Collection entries
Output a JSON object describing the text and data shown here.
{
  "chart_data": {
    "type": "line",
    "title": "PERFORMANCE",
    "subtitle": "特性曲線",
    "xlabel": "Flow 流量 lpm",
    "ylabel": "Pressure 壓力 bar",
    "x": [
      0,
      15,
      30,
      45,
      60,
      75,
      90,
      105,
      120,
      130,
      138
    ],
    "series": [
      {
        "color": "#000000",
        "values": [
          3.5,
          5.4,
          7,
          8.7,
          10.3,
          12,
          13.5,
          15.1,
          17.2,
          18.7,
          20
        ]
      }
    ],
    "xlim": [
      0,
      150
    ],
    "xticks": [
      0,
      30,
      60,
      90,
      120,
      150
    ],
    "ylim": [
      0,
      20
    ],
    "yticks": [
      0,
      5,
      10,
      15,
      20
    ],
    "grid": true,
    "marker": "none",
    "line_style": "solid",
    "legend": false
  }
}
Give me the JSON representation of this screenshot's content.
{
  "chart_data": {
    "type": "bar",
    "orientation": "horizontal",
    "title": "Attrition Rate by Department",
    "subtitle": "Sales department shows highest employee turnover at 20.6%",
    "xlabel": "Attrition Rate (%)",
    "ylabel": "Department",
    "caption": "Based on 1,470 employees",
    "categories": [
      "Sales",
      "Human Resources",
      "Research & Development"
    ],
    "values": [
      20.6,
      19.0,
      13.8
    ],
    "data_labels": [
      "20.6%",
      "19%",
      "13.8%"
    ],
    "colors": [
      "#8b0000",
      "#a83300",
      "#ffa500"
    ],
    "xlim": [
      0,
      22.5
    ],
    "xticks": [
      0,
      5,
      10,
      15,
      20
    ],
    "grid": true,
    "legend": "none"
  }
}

Exercise description:
All of the data needs to be reproduced exactly, with no line missing.

Result:
Output a JSON object describing the text and data shown here.
{
  "chart_data": {
    "type": "line",
    "title": "PERFORMANCE",
    "subtitle": "特性曲線",
    "xlabel": "Flow 流量 lpm",
    "ylabel": "Pressure 壓力 bar",
    "x": [
      0,
      15,
      30,
      45,
      60,
      75,
      90,
      105,
      120,
      130,
      138
    ],
    "series": [
      {
        "color": "#000000",
        "values": [
          3.5,
          5.4,
          7,
          8.7,
          10.3,
          12,
          13.5,
          15.1,
          17.2,
          18.7,
          20
        ]
      }
    ],
    "xlim": [
      0,
      150
    ],
    "xticks": [
      0,
      30,
      60,
      90,
      120,
      150
    ],
    "ylim": [
      0,
      20
    ],
    "yticks": [
      0,
      5,
      10,
      15,
      20
    ],
    "grid": true,
    "marker": "none",
    "line_style": "solid",
    "legend": false
  }
}
Give me the JSON representation of this screenshot's content.
{
  "chart_data": {
    "type": "bar",
    "orientation": "horizontal",
    "title": "Attrition Rate by Department",
    "subtitle": "Sales department shows highest employee turnover at 20.6%",
    "xlabel": "Attrition Rate (%)",
    "ylabel": "Department",
    "caption": "Based on 1,470 employees",
    "categories": [
      "Sales",
      "Human Resources",
      "Research & Development"
    ],
    "values": [
      20.6,
      19.0,
      13.8
    ],
    "data_labels": [
      "20.6%",
      "19%",
      "13.8%"
    ],
    "colors": [
      "#8b0000",
      "#a83300",
      "#ffa500"
    ],
    "xlim": [
      0,
      22.5
    ],
    "xticks": [
      0,
      5,
      10,
      15,
      20
    ],
    "grid": true,
    "legend": "none"
  }
}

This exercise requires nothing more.